'''

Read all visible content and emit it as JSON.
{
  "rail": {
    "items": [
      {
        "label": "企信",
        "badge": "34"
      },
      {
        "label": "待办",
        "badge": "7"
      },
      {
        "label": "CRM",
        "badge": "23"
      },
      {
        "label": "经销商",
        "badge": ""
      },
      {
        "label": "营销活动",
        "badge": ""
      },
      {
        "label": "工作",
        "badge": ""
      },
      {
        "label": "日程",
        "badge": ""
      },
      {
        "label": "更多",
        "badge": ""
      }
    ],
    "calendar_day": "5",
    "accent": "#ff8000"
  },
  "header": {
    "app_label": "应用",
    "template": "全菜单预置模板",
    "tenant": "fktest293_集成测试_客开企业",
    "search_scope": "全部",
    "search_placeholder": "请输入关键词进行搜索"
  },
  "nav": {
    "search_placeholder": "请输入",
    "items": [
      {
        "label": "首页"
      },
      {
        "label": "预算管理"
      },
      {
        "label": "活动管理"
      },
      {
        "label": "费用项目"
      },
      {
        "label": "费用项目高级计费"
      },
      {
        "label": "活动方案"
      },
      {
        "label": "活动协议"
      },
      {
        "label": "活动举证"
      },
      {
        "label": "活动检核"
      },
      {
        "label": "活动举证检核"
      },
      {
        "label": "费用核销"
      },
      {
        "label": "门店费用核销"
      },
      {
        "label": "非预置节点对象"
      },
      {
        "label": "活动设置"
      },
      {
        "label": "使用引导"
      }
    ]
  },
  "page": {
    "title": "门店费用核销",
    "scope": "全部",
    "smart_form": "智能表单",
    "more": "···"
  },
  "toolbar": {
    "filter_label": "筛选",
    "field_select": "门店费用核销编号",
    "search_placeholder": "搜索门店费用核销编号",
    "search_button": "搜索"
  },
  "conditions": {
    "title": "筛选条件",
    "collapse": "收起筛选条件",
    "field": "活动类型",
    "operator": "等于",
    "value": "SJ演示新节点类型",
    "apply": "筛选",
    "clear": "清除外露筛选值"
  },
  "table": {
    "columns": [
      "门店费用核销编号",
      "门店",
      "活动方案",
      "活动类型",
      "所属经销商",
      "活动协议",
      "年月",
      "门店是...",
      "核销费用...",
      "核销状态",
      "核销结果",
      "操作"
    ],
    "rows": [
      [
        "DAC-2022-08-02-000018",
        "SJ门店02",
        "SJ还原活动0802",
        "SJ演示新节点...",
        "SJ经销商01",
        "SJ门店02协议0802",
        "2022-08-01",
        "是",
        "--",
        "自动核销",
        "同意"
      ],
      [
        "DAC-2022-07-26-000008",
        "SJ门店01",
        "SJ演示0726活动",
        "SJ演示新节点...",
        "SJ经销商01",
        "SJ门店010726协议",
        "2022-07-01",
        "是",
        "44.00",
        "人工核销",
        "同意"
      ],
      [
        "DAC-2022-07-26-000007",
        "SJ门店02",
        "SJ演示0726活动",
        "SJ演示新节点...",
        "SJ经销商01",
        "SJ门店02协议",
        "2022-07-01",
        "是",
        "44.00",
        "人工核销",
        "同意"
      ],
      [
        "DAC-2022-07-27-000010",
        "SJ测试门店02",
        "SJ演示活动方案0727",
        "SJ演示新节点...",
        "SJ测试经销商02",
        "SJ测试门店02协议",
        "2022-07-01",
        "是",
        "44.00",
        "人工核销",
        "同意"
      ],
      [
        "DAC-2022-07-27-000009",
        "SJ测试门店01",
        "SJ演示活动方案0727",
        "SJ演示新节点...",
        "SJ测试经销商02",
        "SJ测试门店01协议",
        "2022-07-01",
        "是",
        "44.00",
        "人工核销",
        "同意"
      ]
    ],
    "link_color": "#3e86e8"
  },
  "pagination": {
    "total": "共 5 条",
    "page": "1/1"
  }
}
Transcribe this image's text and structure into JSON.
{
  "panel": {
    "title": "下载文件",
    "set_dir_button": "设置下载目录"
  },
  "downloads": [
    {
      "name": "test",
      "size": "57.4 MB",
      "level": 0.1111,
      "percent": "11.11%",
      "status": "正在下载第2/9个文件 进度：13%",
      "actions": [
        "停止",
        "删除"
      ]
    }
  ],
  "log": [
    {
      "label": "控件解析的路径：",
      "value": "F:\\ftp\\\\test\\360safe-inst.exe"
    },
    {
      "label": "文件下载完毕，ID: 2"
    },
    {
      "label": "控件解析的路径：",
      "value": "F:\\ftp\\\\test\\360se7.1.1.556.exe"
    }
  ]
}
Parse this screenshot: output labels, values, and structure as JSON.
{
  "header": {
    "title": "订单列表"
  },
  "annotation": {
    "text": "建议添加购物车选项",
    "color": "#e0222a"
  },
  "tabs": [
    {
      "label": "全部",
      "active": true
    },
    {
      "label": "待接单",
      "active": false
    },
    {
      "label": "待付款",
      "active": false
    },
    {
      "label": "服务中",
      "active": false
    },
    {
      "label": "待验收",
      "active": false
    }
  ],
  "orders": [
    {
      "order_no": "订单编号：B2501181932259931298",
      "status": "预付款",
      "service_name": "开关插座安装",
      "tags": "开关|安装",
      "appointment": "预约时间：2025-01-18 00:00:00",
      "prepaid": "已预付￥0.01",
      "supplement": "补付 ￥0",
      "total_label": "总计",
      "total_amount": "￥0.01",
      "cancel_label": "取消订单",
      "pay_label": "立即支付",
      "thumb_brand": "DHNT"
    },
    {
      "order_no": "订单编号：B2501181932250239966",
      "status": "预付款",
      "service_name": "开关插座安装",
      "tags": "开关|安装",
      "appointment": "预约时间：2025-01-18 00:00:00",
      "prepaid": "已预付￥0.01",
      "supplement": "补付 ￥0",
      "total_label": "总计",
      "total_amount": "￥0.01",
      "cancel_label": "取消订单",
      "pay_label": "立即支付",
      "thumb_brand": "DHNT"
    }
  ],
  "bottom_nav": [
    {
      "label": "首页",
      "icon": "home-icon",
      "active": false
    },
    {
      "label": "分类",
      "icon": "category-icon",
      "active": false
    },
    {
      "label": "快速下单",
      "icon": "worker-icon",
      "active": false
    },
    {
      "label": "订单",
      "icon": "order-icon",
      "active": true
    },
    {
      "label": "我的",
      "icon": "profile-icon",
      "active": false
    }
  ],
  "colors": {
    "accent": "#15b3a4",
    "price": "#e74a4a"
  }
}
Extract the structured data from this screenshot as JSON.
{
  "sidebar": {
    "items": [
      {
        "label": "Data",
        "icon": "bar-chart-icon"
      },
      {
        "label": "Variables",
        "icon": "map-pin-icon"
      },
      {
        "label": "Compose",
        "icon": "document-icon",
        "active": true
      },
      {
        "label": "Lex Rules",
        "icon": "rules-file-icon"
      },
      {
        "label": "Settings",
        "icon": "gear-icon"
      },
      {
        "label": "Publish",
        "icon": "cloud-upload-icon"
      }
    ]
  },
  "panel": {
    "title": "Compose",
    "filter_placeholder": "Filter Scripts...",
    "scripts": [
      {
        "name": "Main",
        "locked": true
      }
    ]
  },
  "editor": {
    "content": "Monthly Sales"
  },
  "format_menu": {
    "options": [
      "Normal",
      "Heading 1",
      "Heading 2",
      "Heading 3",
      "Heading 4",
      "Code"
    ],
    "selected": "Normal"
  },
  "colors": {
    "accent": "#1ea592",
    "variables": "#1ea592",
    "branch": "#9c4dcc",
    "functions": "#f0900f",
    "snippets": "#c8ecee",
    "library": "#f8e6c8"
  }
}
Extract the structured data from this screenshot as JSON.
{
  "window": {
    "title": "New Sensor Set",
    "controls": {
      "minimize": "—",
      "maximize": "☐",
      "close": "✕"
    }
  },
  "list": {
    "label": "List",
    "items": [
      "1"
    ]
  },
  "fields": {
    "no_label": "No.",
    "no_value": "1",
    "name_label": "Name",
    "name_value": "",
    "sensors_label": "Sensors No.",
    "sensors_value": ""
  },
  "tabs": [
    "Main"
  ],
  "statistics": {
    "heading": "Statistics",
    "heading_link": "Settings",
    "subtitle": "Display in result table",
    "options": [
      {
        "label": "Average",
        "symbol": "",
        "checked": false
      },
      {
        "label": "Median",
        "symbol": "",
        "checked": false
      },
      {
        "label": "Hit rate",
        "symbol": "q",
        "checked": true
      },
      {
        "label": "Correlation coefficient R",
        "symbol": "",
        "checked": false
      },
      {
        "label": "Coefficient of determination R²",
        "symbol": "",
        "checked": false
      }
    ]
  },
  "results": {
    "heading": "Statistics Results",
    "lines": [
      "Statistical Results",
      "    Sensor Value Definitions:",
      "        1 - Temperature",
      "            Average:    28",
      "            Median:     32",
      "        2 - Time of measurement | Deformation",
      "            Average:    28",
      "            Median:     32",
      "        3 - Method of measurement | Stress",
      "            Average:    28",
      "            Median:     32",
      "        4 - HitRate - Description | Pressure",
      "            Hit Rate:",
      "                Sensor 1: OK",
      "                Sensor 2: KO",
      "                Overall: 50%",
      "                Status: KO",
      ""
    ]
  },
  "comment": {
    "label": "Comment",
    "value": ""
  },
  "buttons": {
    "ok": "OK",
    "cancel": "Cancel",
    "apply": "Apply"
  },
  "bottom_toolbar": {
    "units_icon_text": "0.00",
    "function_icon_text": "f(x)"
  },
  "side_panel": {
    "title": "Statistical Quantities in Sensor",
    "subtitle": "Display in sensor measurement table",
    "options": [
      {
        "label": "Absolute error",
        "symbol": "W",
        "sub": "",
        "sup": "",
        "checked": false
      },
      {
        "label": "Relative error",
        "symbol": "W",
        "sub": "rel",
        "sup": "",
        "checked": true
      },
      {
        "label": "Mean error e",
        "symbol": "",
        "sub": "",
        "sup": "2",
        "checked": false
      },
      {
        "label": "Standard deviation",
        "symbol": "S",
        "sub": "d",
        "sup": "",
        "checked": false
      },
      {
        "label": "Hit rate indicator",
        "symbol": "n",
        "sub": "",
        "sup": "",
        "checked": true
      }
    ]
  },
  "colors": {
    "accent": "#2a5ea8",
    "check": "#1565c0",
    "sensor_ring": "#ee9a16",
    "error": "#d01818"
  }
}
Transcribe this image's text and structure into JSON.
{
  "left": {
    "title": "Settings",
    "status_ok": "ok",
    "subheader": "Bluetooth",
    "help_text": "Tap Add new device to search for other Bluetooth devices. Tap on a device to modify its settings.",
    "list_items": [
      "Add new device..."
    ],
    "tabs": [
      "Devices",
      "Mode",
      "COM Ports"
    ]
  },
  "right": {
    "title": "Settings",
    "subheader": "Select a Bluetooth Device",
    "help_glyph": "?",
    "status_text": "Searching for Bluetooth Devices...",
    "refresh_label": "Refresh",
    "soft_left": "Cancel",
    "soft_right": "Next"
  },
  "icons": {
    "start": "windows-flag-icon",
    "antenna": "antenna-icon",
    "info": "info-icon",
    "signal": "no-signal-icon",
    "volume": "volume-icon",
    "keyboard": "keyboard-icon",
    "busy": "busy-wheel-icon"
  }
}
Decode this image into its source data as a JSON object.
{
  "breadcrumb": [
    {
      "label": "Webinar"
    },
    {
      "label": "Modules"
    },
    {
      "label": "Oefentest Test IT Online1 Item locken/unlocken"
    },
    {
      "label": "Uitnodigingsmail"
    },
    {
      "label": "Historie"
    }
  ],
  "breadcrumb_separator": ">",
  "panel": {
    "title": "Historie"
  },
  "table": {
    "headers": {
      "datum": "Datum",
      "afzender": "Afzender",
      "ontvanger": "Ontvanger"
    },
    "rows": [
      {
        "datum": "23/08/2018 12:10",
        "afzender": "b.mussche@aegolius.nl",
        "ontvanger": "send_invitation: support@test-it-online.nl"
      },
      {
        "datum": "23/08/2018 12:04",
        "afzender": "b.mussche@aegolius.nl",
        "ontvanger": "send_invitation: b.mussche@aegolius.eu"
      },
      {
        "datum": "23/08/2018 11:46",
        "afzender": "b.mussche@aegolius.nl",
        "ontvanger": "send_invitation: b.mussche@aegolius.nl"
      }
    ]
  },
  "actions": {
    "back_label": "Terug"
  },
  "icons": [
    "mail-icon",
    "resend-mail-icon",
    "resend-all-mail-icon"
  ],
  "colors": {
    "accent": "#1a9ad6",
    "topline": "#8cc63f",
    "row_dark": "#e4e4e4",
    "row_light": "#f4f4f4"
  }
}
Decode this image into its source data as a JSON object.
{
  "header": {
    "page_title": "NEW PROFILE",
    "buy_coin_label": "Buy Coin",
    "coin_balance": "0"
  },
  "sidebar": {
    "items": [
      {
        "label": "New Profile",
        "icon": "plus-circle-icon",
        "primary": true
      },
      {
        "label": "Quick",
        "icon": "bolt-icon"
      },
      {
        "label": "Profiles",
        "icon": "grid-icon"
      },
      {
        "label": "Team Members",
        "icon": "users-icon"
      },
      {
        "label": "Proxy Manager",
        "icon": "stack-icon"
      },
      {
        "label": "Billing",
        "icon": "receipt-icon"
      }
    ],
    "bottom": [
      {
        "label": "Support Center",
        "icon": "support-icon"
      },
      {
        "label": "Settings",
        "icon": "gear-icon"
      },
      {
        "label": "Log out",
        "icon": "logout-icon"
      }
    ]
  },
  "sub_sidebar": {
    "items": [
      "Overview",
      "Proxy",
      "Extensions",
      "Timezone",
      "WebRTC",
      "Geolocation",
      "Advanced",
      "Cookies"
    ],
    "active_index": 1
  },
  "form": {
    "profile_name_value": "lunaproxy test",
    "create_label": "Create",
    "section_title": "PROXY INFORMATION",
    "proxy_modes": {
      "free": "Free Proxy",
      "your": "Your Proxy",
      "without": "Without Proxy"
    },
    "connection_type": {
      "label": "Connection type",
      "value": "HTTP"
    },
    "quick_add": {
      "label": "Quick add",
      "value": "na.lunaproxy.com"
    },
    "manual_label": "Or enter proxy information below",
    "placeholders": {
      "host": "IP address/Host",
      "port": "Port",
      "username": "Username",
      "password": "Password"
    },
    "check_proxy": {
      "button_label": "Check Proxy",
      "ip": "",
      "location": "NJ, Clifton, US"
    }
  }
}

'''

▶ _BRIEF_:
Report every line containing the word "subtitle" from the listing above.

▶ _ANSWER TO THIS PROBLEM_:
    "subtitle": "Display in result table",
    "subtitle": "Display in sensor measurement table",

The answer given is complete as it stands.